| Page excerpt |
====

Rivet analyses

Charged particle multiplicities and thrust in Υ(1S, 2S) decays and nearby continuum

Experiment: LENA (DORIS)

Inspire ID: 164397

Status: VALIDATED

Authors: - Peter Richardson

References: none listed

Beams: * *

Beam energies: ANY

Run details: - e+e- to hadrons for continuum, or any process producing Upsilon 1S and 2S decays

Measurement of the charged particle multiplicities and a thrust-like variable in Υ(1S, 2S) decays and nearby continuum. As LENA had no magnetic field the momenta of the charged particles were not measured and therefore a thrust-like variable T was constructed using only the directions of the charged particles.

Source code:LENA_1981_I164397.cc

// -*- C++ -*-
#include "Rivet/Analysis.hh"
#include "Rivet/Projections/UnstableParticles.hh"
#include "Rivet/Projections/ChargedFinalState.hh"
#include "Rivet/Projections/Thrust.hh"

namespace Rivet {


  /// @brief Thrust like variable at Upsilon(1S,2S)
  class LENA_1981_I164397 : public Analysis {
  public:

    /// Constructor
    RIVET_DEFAULT_ANALYSIS_CTOR(LENA_1981_I164397);


    /// @name Analysis methods
    /// @{

    /// Book histograms and initialise projections before the run
    void init() {
      declare(UnstableParticles(), "UFS");
      declare(ChargedFinalState(), "FS");
      const double eval = sqrtS()/GeV;
      if (inRange(eval, 7.35, 7.49)) {
        _sqs = "7.35 - 7.49"s;
      }
      else if (inRange(eval, 8.629, 9.142)) {
        _sqs = "8.629 - 9.142"s;
      }
      else if (inRange(eval, 9.15, 9.41)) {
        _sqs = "9.15 - 9.41"s;
      }
      else if(isCompatibleWithSqrtS(9.5149, 1e-2)) {
        _sqs = "9.5149";
      }
      else if(isCompatibleWithSqrtS(9.9903, 1e-2)) {
        _sqs = "9.9903";
      }
      else if(isCompatibleWithSqrtS(9.4624, 1e-2)) {
        _sqs = "9.4624";
      }
      else if(isCompatibleWithSqrtS(10.0148, 1e-2)) {
        _sqs = "10.0148";
      }
      else raiseBeamErrorIf(true);
      book(_mult,         3, 1, 1);
      book(_h["9.5149"],  4, 1, 1);
      book(_h["9.9903"],  4, 1, 2);
      book(_h["9.4624"],  4, 1, 3);
      book(_h["10.0148"], 4, 1, 4);
      book(_c["9.5149"],  "TMP/weightSum_cont1");
      book(_c["9.9903"],  "TMP/weightSum_cont2");
      book(_c["9.4624"],  "TMP/weightSum_Ups1");
      book(_c["10.0148"], "TMP/weightSum_Ups2");
    }


    /// Recursively walk the decay tree to find the charged decay products of @a p
    void findDecayProducts(const Particle& mother, Particles& charged) const {
      for (const Particle& p: mother.children()) {
        const int id = p.pid();
        if (!p.children().empty())    findDecayProducts(p, charged);
        else if (PID::isCharged(id))  charged += p;
      }
    }

    // defn of thrust in paper used just the direction
    double thrustPrime(const LorentzTransform& boost, const Particles& particles) const {
      vector<Vector3> vecs; vecs.reserve(particles.size());
      for (const Particle& p : particles) {
        vecs.push_back(boost.transform(p.mom()).p3());
      }
      Thrust thrust;
      thrust.calc(vecs);
      return thrust.thrust();
    }

    /// Perform the per-event analysis
    void analyze(const Event& event) {
      // Find the Upsilons among the unstables
      const UnstableParticles& ufs = apply<UnstableParticles>(event, "UFS");
      const Particles upsilons = ufs.particles(Cuts::pid==553 or Cuts::pid==100553);
      if (upsilons.empty()) {
        MSG_DEBUG("No Upsilons found => continuum event");
        const Particles cfs = apply<ChargedFinalState>(event, "FS").particles();
        _mult->fill(_sqs,cfs.size());
        if (_sqs == "9.5149"s or _sqs == "9.9903"s) {
          _c[_sqs]->fill();
          LorentzTransform boost;
          _h[_sqs]->fill(thrustPrime(boost,cfs));
        }
      }
      // Upsilon(s) found
      else {
        for (const Particle& ups : upsilons) {
          const int parentId = ups.pid();
          Particles charged;
          // boost to rest frame (if required)

====

| Information provided |

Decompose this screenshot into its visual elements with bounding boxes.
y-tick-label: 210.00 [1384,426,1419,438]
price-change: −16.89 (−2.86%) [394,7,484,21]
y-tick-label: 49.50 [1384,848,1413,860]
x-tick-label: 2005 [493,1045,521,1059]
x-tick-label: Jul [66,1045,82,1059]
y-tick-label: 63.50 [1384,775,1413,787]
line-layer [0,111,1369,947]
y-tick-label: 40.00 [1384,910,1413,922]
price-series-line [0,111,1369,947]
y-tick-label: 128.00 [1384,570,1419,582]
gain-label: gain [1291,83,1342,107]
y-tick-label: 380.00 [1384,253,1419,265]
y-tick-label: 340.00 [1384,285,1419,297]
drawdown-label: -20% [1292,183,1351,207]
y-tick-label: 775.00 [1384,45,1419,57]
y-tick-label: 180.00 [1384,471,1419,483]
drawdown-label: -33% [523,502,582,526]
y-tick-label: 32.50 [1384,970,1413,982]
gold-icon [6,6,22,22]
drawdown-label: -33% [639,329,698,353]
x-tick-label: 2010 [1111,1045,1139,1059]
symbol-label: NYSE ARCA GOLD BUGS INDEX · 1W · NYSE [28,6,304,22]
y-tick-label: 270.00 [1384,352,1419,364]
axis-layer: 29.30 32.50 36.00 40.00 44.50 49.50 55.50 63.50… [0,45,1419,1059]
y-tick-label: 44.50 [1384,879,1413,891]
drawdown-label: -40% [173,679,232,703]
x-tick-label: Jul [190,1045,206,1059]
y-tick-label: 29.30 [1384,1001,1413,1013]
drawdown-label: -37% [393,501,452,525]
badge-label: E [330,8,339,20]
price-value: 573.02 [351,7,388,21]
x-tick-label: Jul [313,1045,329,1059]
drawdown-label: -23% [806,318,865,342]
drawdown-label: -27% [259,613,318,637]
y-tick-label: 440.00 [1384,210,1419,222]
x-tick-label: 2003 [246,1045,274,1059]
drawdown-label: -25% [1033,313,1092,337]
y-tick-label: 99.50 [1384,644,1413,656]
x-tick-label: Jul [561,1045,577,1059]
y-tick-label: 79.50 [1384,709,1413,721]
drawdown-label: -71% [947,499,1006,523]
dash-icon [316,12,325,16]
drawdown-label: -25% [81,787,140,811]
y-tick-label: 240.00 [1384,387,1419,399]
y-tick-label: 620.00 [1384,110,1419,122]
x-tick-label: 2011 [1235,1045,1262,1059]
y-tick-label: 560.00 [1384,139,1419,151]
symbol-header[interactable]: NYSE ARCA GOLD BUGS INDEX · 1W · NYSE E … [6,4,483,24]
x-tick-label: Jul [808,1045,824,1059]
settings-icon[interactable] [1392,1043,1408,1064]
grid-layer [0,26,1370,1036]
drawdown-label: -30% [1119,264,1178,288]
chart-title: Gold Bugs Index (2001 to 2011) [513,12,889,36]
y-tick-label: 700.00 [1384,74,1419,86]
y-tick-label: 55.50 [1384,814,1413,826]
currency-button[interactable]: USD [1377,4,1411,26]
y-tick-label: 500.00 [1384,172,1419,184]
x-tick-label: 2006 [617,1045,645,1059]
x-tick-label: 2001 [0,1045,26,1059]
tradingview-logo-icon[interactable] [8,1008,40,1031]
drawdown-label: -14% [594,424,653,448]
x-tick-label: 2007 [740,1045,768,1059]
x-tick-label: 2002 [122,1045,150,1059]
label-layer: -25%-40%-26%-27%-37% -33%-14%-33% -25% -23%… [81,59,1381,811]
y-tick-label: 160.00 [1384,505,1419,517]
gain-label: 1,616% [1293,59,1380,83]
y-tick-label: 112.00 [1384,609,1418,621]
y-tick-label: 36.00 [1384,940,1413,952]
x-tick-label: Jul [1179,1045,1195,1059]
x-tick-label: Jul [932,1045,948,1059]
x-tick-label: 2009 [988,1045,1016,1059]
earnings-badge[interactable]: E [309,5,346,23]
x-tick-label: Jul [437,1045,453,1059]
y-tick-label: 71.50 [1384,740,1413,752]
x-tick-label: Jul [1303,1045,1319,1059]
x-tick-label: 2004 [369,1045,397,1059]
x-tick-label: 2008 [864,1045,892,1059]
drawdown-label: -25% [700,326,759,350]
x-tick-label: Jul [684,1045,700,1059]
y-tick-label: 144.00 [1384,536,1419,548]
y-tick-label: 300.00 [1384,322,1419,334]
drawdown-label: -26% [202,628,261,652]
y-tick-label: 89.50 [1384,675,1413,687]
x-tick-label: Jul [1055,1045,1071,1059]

====

| Your task |
According to the Rivet analysis page, why was the thrust-like variable T built only from the directions of the charged particles?

| Complete answer |
LENA had no magnetic field, so the momenta of the charged particles were not measured.